**ENTRIES SUPPLIED:**
.....

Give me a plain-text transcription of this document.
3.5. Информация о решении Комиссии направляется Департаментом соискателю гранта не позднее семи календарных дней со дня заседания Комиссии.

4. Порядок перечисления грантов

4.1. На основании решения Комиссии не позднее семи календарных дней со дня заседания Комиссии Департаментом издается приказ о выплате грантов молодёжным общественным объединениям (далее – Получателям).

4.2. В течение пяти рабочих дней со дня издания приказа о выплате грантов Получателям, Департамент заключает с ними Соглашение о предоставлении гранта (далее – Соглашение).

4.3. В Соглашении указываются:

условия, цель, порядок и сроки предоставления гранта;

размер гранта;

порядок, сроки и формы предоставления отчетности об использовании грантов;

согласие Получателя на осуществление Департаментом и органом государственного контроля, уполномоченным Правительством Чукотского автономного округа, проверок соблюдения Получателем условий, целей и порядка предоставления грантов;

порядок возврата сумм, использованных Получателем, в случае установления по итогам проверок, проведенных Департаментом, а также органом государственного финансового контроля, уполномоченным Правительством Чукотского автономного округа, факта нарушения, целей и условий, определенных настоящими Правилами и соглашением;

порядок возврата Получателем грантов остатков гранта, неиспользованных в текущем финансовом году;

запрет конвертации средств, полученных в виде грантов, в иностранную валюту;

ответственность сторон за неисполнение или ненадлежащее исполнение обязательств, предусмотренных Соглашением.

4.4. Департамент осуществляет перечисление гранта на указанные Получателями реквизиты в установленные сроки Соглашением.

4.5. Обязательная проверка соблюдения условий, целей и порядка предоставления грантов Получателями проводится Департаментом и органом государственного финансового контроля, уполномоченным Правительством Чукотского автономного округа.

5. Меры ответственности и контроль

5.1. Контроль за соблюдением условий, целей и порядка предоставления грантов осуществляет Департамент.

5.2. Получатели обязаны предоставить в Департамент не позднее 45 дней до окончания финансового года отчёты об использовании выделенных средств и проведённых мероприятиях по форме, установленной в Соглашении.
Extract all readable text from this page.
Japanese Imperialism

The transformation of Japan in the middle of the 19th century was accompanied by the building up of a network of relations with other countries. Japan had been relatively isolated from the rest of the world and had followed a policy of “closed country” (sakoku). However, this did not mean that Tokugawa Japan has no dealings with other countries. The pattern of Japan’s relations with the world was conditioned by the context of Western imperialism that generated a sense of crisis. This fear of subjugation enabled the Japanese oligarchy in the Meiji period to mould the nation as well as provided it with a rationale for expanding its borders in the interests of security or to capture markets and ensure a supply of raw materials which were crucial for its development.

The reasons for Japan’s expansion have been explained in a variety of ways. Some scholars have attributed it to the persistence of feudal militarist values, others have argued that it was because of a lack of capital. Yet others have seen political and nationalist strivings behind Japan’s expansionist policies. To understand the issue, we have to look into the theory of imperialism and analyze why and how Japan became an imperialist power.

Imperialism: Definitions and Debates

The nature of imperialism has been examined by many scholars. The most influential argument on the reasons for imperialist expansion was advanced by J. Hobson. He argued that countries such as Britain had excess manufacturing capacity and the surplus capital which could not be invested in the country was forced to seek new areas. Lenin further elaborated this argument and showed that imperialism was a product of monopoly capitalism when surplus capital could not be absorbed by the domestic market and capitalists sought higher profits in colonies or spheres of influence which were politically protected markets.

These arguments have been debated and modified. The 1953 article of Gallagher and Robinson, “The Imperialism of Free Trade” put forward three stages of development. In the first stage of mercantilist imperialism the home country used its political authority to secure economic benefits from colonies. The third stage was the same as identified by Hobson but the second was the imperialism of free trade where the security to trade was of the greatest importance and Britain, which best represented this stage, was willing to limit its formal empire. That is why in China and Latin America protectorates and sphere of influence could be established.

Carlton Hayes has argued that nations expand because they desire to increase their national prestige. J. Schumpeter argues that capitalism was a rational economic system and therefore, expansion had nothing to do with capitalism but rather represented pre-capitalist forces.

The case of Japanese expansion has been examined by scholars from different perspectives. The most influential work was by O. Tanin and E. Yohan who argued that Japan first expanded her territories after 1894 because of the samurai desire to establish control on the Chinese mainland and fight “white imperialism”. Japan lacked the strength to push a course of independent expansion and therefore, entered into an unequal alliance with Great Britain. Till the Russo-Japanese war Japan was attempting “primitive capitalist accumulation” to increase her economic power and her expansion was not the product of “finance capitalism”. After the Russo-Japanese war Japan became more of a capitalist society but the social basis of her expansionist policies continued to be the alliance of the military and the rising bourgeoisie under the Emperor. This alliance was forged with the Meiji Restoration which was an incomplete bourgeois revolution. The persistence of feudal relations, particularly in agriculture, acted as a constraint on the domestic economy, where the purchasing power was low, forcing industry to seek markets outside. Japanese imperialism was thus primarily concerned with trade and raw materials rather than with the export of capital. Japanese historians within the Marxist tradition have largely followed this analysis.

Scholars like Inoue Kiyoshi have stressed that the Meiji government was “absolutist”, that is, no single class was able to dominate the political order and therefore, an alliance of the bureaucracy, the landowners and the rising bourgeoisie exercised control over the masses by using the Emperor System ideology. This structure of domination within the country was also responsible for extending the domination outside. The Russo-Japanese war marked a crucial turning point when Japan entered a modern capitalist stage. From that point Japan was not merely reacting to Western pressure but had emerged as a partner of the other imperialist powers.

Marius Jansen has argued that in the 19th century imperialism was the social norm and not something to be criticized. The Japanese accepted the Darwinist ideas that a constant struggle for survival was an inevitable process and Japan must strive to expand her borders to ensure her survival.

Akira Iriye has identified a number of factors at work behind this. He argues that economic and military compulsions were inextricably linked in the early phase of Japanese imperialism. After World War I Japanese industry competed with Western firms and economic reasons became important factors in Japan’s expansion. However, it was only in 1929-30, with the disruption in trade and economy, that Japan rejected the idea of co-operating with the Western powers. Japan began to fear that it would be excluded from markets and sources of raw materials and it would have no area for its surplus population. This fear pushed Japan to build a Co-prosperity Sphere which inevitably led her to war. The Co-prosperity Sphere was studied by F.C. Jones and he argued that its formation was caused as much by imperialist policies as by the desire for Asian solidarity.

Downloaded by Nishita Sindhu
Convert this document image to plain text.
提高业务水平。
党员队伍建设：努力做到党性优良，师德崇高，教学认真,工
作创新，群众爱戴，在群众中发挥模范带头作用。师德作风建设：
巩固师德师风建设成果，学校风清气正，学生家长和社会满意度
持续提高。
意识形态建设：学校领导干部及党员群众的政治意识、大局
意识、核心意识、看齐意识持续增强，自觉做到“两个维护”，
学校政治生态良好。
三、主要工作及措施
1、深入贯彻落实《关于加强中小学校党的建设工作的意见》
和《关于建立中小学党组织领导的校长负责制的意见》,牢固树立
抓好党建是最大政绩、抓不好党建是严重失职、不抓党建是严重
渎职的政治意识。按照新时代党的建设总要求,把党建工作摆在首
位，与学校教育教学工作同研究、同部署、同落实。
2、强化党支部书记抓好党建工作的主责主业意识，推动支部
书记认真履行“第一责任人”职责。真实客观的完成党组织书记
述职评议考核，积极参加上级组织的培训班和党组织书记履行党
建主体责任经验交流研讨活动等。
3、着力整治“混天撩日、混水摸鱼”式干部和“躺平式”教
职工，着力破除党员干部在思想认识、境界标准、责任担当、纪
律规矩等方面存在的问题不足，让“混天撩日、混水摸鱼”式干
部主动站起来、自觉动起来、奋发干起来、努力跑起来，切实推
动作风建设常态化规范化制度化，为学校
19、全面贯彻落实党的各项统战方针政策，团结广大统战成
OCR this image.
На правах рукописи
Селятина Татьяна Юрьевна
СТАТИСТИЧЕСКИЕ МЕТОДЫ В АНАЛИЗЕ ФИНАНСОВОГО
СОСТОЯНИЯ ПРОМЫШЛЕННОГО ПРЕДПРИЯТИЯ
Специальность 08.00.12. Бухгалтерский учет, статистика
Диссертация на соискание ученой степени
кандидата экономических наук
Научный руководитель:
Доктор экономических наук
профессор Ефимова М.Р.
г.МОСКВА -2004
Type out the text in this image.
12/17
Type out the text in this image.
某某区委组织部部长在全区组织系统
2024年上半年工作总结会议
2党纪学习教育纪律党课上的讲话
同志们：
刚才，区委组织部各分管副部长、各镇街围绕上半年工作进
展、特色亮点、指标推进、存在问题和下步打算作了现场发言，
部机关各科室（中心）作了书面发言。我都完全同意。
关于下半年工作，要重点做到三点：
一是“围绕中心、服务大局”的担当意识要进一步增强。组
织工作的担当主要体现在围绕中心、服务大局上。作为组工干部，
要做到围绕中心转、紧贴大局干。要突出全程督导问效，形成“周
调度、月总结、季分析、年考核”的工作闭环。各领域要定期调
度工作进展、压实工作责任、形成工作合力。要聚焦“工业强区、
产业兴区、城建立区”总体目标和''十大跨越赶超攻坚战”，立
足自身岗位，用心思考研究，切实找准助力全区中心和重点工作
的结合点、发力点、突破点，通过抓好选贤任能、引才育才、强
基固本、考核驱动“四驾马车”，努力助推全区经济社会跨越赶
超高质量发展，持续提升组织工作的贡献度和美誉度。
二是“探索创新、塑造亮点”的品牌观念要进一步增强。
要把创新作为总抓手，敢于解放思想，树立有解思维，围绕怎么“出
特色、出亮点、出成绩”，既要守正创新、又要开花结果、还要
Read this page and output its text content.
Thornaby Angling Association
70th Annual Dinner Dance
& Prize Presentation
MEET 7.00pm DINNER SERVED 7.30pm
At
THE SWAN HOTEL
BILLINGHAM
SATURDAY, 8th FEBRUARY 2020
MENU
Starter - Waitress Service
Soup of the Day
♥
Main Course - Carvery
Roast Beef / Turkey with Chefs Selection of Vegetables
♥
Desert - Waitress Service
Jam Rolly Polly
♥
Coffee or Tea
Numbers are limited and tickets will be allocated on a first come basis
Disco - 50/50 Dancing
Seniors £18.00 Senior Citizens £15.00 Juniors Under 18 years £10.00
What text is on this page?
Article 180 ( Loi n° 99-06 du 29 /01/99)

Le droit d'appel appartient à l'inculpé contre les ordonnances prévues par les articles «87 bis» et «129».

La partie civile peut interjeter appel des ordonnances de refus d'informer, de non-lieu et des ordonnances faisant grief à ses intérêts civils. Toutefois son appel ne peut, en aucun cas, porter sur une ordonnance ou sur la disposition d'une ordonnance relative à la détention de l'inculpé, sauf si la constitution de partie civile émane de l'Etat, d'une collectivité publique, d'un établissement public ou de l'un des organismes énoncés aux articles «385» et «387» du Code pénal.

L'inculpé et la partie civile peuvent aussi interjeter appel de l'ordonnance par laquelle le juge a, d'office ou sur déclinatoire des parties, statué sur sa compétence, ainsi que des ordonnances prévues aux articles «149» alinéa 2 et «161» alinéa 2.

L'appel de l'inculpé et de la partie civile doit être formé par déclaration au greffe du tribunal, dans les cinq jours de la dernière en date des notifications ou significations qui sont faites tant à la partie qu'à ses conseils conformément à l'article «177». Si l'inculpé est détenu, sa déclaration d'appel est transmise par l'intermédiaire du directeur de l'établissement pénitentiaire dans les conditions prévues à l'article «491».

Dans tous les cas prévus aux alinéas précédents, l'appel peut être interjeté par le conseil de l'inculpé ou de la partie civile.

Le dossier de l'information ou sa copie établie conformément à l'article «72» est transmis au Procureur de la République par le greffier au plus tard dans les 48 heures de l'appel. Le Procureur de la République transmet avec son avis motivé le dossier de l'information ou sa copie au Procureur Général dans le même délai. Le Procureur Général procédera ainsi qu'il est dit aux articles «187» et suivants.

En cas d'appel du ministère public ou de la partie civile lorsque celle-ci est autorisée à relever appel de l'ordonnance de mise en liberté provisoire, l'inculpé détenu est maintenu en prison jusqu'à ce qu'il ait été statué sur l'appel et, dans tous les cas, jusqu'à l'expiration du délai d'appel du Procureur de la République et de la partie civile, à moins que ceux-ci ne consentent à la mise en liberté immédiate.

.....

**PROBLEM STATEMENT:** Which lines hold the string "Комиссии"? List them all.

**SOLVED EXERCISE:**
3.5. Информация о решении Комиссии направляется Департаментом соискателю гранта не позднее семи календарных дней со дня заседания Комиссии.
4.1. На основании решения Комиссии не позднее семи календарных дней со дня заседания Комиссии Департаментом издается приказ о выплате грантов молодёжным общественным объединениям (далее – Получателям).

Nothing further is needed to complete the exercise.